■ Your objective ■
Transcribe every line of the listing below without any deviation.

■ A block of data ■
-- Begin --

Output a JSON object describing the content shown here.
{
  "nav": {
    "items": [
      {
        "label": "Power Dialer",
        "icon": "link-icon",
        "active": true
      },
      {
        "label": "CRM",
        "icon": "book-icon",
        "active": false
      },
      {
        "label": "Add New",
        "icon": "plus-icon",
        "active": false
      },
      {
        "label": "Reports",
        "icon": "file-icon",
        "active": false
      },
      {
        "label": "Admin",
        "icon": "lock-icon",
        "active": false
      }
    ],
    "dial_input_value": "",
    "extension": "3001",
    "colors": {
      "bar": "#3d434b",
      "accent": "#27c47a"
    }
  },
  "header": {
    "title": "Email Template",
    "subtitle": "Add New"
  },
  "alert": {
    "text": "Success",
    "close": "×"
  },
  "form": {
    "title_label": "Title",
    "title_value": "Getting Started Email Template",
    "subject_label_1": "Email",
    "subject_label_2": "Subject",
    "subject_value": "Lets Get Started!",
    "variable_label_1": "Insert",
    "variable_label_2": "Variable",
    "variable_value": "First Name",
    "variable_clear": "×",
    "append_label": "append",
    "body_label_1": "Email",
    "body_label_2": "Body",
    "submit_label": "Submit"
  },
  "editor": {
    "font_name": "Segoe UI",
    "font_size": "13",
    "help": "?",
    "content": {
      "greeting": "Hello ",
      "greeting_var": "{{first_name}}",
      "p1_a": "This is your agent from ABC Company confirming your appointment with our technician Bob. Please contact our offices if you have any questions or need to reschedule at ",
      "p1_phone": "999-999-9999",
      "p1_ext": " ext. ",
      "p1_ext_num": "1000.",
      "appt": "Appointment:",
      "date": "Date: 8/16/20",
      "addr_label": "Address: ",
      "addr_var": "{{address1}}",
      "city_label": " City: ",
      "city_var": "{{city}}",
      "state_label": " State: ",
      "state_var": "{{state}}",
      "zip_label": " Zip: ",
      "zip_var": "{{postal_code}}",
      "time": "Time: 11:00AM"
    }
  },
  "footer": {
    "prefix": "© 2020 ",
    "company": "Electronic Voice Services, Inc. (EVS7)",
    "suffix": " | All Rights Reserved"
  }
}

-- End --

■ Completed exercise ■
Output a JSON object describing the content shown here.
{
  "nav": {
    "items": [
      {
        "label": "Power Dialer",
        "icon": "link-icon",
        "active": true
      },
      {
        "label": "CRM",
        "icon": "book-icon",
        "active": false
      },
      {
        "label": "Add New",
        "icon": "plus-icon",
        "active": false
      },
      {
        "label": "Reports",
        "icon": "file-icon",
        "active": false
      },
      {
        "label": "Admin",
        "icon": "lock-icon",
        "active": false
      }
    ],
    "dial_input_value": "",
    "extension": "3001",
    "colors": {
      "bar": "#3d434b",
      "accent": "#27c47a"
    }
  },
  "header": {
    "title": "Email Template",
    "subtitle": "Add New"
  },
  "alert": {
    "text": "Success",
    "close": "×"
  },
  "form": {
    "title_label": "Title",
    "title_value": "Getting Started Email Template",
    "subject_label_1": "Email",
    "subject_label_2": "Subject",
    "subject_value": "Lets Get Started!",
    "variable_label_1": "Insert",
    "variable_label_2": "Variable",
    "variable_value": "First Name",
    "variable_clear": "×",
    "append_label": "append",
    "body_label_1": "Email",
    "body_label_2": "Body",
    "submit_label": "Submit"
  },
  "editor": {
    "font_name": "Segoe UI",
    "font_size": "13",
    "help": "?",
    "content": {
      "greeting": "Hello ",
      "greeting_var": "{{first_name}}",
      "p1_a": "This is your agent from ABC Company confirming your appointment with our technician Bob. Please contact our offices if you have any questions or need to reschedule at ",
      "p1_phone": "999-999-9999",
      "p1_ext": " ext. ",
      "p1_ext_num": "1000.",
      "appt": "Appointment:",
      "date": "Date: 8/16/20",
      "addr_label": "Address: ",
      "addr_var": "{{address1}}",
      "city_label": " City: ",
      "city_var": "{{city}}",
      "state_label": " State: ",
      "state_var": "{{state}}",
      "zip_label": " Zip: ",
      "zip_var": "{{postal_code}}",
      "time": "Time: 11:00AM"
    }
  },
  "footer": {
    "prefix": "© 2020 ",
    "company": "Electronic Voice Services, Inc. (EVS7)",
    "suffix": " | All Rights Reserved"
  }
}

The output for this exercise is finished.